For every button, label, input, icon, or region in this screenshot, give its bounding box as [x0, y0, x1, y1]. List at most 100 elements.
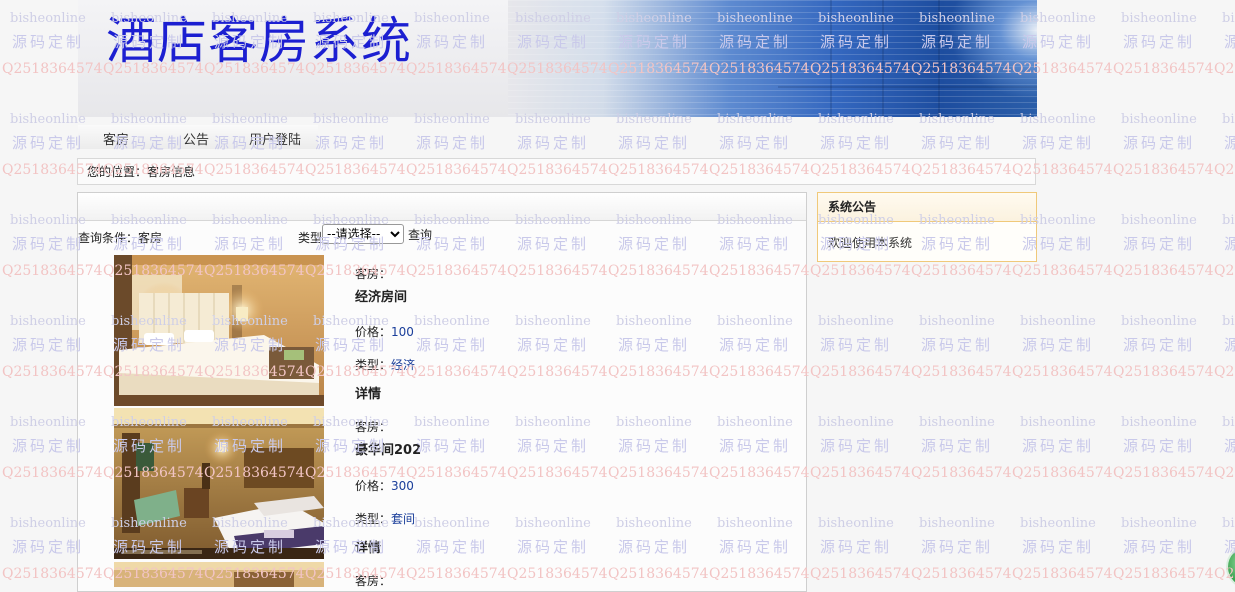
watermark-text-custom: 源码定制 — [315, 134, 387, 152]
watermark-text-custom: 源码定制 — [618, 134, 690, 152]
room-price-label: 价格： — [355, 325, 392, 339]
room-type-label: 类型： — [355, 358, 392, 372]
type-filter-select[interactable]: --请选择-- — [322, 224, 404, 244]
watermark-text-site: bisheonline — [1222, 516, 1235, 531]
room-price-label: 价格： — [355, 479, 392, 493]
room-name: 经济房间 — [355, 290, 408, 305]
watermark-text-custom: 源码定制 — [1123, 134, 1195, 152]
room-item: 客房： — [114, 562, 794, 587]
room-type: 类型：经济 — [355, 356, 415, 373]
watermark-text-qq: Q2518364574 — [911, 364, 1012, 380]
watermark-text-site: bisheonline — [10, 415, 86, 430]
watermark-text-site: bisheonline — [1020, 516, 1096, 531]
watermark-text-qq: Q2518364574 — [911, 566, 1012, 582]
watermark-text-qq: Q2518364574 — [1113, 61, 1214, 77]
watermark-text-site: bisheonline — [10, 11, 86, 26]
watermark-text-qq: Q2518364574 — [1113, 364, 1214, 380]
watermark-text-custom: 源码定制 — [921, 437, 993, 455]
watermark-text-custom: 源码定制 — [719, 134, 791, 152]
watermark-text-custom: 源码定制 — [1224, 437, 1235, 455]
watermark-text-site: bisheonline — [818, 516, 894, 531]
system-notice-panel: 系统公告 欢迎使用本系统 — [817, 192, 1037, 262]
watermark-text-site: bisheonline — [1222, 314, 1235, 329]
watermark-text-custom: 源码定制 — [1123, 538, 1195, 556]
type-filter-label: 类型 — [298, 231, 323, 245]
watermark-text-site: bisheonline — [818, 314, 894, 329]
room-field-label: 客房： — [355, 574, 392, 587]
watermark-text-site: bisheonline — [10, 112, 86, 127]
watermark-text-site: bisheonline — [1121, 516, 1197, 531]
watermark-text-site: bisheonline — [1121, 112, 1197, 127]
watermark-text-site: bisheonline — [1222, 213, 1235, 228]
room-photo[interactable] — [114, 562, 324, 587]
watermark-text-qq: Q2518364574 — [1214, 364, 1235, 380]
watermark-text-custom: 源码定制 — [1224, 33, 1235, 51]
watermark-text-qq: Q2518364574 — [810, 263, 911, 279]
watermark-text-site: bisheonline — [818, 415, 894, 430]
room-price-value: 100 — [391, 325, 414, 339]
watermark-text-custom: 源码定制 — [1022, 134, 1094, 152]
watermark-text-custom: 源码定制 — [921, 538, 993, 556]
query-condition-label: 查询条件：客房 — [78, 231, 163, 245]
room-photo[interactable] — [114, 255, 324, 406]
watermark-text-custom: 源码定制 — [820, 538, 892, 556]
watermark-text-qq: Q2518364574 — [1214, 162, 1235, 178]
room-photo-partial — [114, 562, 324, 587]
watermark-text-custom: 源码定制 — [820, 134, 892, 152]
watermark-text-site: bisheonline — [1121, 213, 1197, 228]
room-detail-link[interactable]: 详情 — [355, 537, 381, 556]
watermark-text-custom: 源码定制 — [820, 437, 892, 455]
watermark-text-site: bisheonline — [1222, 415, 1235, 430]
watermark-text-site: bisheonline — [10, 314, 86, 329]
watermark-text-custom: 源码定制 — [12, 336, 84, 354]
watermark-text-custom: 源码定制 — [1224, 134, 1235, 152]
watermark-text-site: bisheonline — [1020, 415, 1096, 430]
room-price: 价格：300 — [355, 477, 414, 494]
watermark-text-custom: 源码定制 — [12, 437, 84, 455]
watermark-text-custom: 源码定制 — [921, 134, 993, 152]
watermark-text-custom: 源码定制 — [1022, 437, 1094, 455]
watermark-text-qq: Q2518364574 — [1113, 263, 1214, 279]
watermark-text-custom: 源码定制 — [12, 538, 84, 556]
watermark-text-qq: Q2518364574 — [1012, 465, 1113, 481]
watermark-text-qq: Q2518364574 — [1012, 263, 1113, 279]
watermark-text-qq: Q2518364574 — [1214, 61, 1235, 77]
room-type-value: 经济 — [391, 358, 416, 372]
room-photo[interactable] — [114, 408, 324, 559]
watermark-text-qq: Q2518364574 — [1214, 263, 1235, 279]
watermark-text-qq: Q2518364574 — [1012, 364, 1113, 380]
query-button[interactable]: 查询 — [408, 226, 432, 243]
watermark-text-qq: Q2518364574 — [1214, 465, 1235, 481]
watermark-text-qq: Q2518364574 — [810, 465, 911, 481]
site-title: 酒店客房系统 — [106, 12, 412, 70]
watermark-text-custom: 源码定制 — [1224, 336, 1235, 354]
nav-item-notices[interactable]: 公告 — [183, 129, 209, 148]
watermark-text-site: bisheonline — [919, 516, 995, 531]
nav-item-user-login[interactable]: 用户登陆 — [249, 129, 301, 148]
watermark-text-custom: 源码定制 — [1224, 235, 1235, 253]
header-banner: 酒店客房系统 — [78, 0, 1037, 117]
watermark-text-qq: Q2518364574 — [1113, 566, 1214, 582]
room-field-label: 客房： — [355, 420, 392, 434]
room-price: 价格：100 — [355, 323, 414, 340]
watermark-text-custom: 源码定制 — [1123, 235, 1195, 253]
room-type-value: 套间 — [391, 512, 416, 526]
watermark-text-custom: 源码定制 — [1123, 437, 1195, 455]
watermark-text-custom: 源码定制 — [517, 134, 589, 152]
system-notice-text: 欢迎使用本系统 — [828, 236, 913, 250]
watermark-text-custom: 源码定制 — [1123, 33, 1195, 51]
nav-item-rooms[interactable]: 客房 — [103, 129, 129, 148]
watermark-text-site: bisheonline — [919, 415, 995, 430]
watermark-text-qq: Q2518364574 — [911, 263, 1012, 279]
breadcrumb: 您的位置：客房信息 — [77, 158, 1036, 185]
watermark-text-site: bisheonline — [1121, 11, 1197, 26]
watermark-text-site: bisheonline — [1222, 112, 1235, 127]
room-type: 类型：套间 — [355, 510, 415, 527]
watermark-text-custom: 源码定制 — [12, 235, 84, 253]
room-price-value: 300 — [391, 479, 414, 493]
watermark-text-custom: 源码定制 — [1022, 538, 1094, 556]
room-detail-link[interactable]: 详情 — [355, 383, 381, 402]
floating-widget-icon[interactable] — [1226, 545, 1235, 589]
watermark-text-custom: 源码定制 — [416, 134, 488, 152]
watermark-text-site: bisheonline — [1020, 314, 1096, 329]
+---+
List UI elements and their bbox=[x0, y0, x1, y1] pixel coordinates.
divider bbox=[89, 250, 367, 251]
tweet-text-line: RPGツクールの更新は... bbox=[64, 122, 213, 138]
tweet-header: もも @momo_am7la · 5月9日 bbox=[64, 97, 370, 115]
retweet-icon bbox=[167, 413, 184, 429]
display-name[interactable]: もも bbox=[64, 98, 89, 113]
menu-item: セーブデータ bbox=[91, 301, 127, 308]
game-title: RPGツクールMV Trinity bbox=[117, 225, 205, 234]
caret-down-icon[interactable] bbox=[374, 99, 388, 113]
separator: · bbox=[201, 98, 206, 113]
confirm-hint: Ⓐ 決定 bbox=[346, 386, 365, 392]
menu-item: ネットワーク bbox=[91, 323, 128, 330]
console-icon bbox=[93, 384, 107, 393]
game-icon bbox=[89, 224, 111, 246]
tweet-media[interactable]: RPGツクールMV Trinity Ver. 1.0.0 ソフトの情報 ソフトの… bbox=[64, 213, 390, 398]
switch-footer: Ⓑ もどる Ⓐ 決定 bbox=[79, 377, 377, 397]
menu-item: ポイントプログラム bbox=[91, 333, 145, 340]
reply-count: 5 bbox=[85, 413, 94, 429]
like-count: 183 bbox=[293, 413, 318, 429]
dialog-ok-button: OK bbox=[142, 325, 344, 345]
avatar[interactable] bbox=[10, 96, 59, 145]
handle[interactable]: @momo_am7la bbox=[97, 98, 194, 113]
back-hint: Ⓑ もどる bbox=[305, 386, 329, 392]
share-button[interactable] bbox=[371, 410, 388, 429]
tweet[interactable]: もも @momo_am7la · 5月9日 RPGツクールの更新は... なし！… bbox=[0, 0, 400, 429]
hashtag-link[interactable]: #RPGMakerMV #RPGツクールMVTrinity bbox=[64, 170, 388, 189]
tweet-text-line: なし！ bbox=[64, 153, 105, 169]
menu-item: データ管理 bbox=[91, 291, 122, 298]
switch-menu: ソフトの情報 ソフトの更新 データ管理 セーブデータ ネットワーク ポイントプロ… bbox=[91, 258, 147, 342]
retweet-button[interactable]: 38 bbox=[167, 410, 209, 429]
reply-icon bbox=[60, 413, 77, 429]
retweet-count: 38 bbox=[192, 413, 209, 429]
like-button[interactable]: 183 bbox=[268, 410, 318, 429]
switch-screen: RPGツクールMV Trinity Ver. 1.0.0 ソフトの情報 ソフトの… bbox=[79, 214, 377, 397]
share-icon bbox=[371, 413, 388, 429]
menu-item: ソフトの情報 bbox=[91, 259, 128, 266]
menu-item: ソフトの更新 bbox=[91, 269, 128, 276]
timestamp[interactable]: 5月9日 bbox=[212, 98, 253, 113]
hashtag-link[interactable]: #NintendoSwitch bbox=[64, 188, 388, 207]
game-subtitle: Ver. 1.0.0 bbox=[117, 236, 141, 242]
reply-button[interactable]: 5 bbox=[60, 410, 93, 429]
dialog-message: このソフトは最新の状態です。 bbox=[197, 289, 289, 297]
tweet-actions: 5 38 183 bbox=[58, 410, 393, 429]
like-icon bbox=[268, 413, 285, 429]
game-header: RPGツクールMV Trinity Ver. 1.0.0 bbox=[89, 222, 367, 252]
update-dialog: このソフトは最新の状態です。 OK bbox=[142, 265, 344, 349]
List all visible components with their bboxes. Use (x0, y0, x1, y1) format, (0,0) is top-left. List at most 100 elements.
+---+
_THE PROBLEM_.
Copy the entries from the line containing "watermark-text-custom: 源码定制 — [315, 134, 387, 152]" through the line containing "watermark-text-site: bisheonline — [1222, 213, 1235, 228]", reproducing each line verbatim.

_RESPONSE_.
watermark-text-custom: 源码定制 — [315, 134, 387, 152]
watermark-text-custom: 源码定制 — [618, 134, 690, 152]
room-price-label: 价格： — [355, 325, 392, 339]
room-type-label: 类型： — [355, 358, 392, 372]
type-filter-select[interactable]: --请选择-- — [322, 224, 404, 244]
watermark-text-site: bisheonline — [1222, 516, 1235, 531]
room-price-label: 价格： — [355, 479, 392, 493]
room-name: 经济房间 — [355, 290, 408, 305]
watermark-text-custom: 源码定制 — [1123, 134, 1195, 152]
room-item: 客房： — [114, 562, 794, 587]
room-type: 类型：经济 — [355, 356, 415, 373]
watermark-text-qq: Q2518364574 — [911, 364, 1012, 380]
watermark-text-site: bisheonline — [10, 415, 86, 430]
watermark-text-site: bisheonline — [1020, 516, 1096, 531]
watermark-text-qq: Q2518364574 — [911, 566, 1012, 582]
watermark-text-qq: Q2518364574 — [1113, 61, 1214, 77]
watermark-text-site: bisheonline — [10, 11, 86, 26]
watermark-text-qq: Q2518364574 — [1113, 364, 1214, 380]
watermark-text-custom: 源码定制 — [921, 437, 993, 455]
watermark-text-custom: 源码定制 — [719, 134, 791, 152]
watermark-text-custom: 源码定制 — [1224, 437, 1235, 455]
watermark-text-site: bisheonline — [818, 516, 894, 531]
system-notice-panel: 系统公告 欢迎使用本系统 — [817, 192, 1037, 262]
watermark-text-site: bisheonline — [1222, 314, 1235, 329]
watermark-text-custom: 源码定制 — [1123, 538, 1195, 556]
type-filter-label: 类型 — [298, 231, 323, 245]
watermark-text-site: bisheonline — [818, 314, 894, 329]
room-field-label: 客房： — [355, 574, 392, 587]
watermark-text-site: bisheonline — [10, 112, 86, 127]
watermark-text-site: bisheonline — [1121, 516, 1197, 531]
watermark-text-site: bisheonline — [1121, 112, 1197, 127]
watermark-text-site: bisheonline — [1222, 213, 1235, 228]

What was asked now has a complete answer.